··· Input for this task
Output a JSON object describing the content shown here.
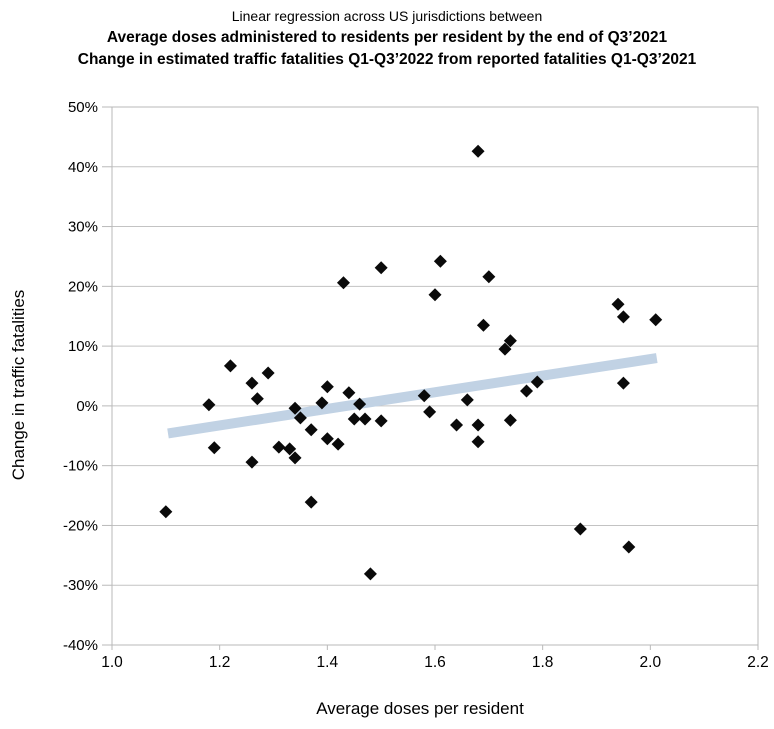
{
  "title": {
    "line1": "Linear regression across US jurisdictions between",
    "line2": "Average doses administered to residents per resident by the end of Q3’2021",
    "line3": "Change in estimated traffic fatalities Q1-Q3’2022 from reported fatalities Q1-Q3’2021"
  },
  "chart_data": {
    "type": "scatter",
    "title": "Linear regression across US jurisdictions between Average doses administered to residents per resident by the end of Q3’2021 and Change in estimated traffic fatalities Q1-Q3’2022 from reported fatalities Q1-Q3’2021",
    "xlabel": "Average doses per resident",
    "ylabel": "Change in traffic fatalities",
    "xlim": [
      1.0,
      2.2
    ],
    "ylim": [
      -40,
      50
    ],
    "grid": true,
    "legend": "none",
    "x_ticks": [
      "1.0",
      "1.2",
      "1.4",
      "1.6",
      "1.8",
      "2.0",
      "2.2"
    ],
    "y_ticks": [
      "50%",
      "40%",
      "30%",
      "20%",
      "10%",
      "0%",
      "-10%",
      "-20%",
      "-30%",
      "-40%"
    ],
    "marker": {
      "shape": "diamond",
      "color": "#0a0a0a",
      "size": 13
    },
    "points": [
      {
        "x": 1.1,
        "y": -17.7
      },
      {
        "x": 1.18,
        "y": 0.2
      },
      {
        "x": 1.19,
        "y": -7.0
      },
      {
        "x": 1.22,
        "y": 6.7
      },
      {
        "x": 1.26,
        "y": 3.8
      },
      {
        "x": 1.26,
        "y": -9.4
      },
      {
        "x": 1.27,
        "y": 1.2
      },
      {
        "x": 1.29,
        "y": 5.5
      },
      {
        "x": 1.31,
        "y": -6.9
      },
      {
        "x": 1.33,
        "y": -7.2
      },
      {
        "x": 1.34,
        "y": -8.7
      },
      {
        "x": 1.34,
        "y": -0.4
      },
      {
        "x": 1.35,
        "y": -2.0
      },
      {
        "x": 1.37,
        "y": -4.0
      },
      {
        "x": 1.37,
        "y": -16.1
      },
      {
        "x": 1.39,
        "y": 0.5
      },
      {
        "x": 1.4,
        "y": 3.2
      },
      {
        "x": 1.4,
        "y": -5.5
      },
      {
        "x": 1.42,
        "y": -6.4
      },
      {
        "x": 1.43,
        "y": 20.6
      },
      {
        "x": 1.44,
        "y": 2.2
      },
      {
        "x": 1.45,
        "y": -2.2
      },
      {
        "x": 1.46,
        "y": 0.3
      },
      {
        "x": 1.47,
        "y": -2.2
      },
      {
        "x": 1.48,
        "y": -28.1
      },
      {
        "x": 1.5,
        "y": 23.1
      },
      {
        "x": 1.5,
        "y": -2.5
      },
      {
        "x": 1.58,
        "y": 1.7
      },
      {
        "x": 1.59,
        "y": -1.0
      },
      {
        "x": 1.6,
        "y": 18.6
      },
      {
        "x": 1.61,
        "y": 24.2
      },
      {
        "x": 1.64,
        "y": -3.2
      },
      {
        "x": 1.66,
        "y": 1.0
      },
      {
        "x": 1.68,
        "y": -3.2
      },
      {
        "x": 1.68,
        "y": -6.0
      },
      {
        "x": 1.68,
        "y": 42.6
      },
      {
        "x": 1.69,
        "y": 13.5
      },
      {
        "x": 1.7,
        "y": 21.6
      },
      {
        "x": 1.73,
        "y": 9.5
      },
      {
        "x": 1.74,
        "y": 10.9
      },
      {
        "x": 1.74,
        "y": -2.4
      },
      {
        "x": 1.77,
        "y": 2.5
      },
      {
        "x": 1.79,
        "y": 4.0
      },
      {
        "x": 1.87,
        "y": -20.6
      },
      {
        "x": 1.94,
        "y": 17.0
      },
      {
        "x": 1.95,
        "y": 14.9
      },
      {
        "x": 1.95,
        "y": 3.8
      },
      {
        "x": 1.96,
        "y": -23.6
      },
      {
        "x": 2.01,
        "y": 14.4
      }
    ],
    "trendline": {
      "x1": 1.104,
      "y1": -4.6,
      "x2": 2.012,
      "y2": 8.0,
      "color": "#c1d2e4",
      "width": 10
    },
    "colors": {
      "grid": "#c3c3c3",
      "border": "#b9b9b9",
      "marker": "#0a0a0a",
      "text": "#000000"
    }
  }
}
······
• _What is required_
Copy out every line from the records that has the word "jurisdictions".

• _Full solution_
    "line1": "Linear regression across US jurisdictions between",
    "title": "Linear regression across US jurisdictions between Average doses administered to residents per resident by the end of Q3’2021 and Change in estimated traffic fatalities Q1-Q3’2022 from reported fatalities Q1-Q3’2021",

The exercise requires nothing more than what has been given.